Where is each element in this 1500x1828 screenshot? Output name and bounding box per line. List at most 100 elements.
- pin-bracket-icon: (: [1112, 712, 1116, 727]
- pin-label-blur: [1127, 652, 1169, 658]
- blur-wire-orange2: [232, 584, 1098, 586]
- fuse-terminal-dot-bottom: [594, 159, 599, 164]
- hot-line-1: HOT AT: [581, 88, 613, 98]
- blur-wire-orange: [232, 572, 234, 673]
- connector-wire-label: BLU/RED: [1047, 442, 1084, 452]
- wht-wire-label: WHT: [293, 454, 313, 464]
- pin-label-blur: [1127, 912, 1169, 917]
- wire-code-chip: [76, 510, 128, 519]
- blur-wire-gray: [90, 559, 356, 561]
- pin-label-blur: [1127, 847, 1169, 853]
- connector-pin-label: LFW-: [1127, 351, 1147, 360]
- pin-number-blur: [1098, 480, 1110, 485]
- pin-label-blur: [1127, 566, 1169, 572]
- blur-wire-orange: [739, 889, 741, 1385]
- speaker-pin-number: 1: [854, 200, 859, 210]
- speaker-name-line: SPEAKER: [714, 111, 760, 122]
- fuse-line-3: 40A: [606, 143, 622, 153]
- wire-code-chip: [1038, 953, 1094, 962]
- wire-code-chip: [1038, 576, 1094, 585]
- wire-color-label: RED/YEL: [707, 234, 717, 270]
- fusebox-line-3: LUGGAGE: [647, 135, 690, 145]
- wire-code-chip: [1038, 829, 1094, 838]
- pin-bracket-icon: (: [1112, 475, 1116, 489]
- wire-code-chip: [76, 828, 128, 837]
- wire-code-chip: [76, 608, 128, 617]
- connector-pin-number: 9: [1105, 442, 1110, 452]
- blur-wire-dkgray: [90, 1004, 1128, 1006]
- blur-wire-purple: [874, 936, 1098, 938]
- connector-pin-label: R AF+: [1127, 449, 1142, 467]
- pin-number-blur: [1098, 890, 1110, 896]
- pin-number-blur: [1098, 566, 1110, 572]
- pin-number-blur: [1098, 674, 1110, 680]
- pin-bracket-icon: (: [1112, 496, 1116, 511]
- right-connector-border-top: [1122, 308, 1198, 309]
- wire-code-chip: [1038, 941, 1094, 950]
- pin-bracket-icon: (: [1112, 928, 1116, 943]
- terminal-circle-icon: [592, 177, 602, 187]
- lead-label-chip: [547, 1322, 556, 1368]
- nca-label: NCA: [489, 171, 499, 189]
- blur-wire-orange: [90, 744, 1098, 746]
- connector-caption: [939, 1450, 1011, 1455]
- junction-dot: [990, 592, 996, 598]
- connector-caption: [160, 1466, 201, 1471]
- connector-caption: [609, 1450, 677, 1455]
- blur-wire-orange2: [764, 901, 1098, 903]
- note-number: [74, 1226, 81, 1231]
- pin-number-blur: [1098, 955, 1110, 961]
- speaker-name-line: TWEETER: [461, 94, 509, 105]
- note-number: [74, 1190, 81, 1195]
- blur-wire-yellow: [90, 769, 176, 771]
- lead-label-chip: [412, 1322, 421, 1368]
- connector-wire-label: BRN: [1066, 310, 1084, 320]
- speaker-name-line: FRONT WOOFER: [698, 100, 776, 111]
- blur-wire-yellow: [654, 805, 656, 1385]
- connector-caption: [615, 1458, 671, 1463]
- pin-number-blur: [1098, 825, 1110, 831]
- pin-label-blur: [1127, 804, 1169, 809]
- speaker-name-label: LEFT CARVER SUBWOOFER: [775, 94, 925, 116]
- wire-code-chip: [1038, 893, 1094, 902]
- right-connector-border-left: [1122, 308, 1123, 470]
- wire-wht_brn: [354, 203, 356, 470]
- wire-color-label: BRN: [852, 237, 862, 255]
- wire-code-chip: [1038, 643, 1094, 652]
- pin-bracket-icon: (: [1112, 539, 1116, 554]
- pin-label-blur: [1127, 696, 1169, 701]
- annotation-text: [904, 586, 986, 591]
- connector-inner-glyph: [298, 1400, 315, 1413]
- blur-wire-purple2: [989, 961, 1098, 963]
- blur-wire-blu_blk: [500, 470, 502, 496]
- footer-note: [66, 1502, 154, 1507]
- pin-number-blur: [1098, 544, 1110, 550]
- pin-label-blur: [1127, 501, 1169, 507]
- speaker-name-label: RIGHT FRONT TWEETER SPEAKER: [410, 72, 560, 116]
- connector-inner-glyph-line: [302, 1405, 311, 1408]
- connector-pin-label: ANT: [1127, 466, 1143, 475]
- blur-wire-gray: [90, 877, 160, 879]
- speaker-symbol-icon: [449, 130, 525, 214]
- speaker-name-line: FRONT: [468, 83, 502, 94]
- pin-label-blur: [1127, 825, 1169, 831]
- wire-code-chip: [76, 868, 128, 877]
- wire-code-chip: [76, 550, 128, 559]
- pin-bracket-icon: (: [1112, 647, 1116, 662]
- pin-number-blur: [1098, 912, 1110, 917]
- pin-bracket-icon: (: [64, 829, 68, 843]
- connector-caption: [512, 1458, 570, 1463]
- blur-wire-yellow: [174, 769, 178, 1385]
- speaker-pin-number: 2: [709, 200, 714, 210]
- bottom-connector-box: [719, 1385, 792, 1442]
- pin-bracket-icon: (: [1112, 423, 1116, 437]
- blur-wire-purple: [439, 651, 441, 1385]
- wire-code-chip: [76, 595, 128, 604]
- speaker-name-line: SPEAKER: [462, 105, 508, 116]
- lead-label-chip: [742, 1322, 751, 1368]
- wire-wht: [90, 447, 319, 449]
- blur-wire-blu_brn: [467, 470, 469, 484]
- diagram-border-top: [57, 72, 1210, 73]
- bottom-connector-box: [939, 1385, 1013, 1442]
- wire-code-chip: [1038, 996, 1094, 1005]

**PROBLEM**: Copy out the items from the first line down to and including the line containing "- blur-wire-purple: [874, 936, 1098, 938]", keeping every line unchanged.

**TASK RESPONSE**:
Where is each element in this 1500x1828 screenshot? Output name and bounding box per line. List at most 100 elements.
- pin-bracket-icon: (: [1112, 712, 1116, 727]
- pin-label-blur: [1127, 652, 1169, 658]
- blur-wire-orange2: [232, 584, 1098, 586]
- fuse-terminal-dot-bottom: [594, 159, 599, 164]
- hot-line-1: HOT AT: [581, 88, 613, 98]
- blur-wire-orange: [232, 572, 234, 673]
- connector-wire-label: BLU/RED: [1047, 442, 1084, 452]
- wht-wire-label: WHT: [293, 454, 313, 464]
- pin-label-blur: [1127, 912, 1169, 917]
- wire-code-chip: [76, 510, 128, 519]
- blur-wire-gray: [90, 559, 356, 561]
- pin-label-blur: [1127, 847, 1169, 853]
- connector-pin-label: LFW-: [1127, 351, 1147, 360]
- pin-number-blur: [1098, 480, 1110, 485]
- pin-label-blur: [1127, 566, 1169, 572]
- blur-wire-orange: [739, 889, 741, 1385]
- speaker-pin-number: 1: [854, 200, 859, 210]
- speaker-name-line: SPEAKER: [714, 111, 760, 122]
- fuse-line-3: 40A: [606, 143, 622, 153]
- wire-code-chip: [1038, 953, 1094, 962]
- wire-code-chip: [1038, 576, 1094, 585]
- wire-color-label: RED/YEL: [707, 234, 717, 270]
- fusebox-line-3: LUGGAGE: [647, 135, 690, 145]
- wire-code-chip: [1038, 829, 1094, 838]
- pin-bracket-icon: (: [1112, 475, 1116, 489]
- wire-code-chip: [76, 828, 128, 837]
- wire-code-chip: [76, 608, 128, 617]
- connector-pin-number: 9: [1105, 442, 1110, 452]
- blur-wire-dkgray: [90, 1004, 1128, 1006]
- blur-wire-purple: [874, 936, 1098, 938]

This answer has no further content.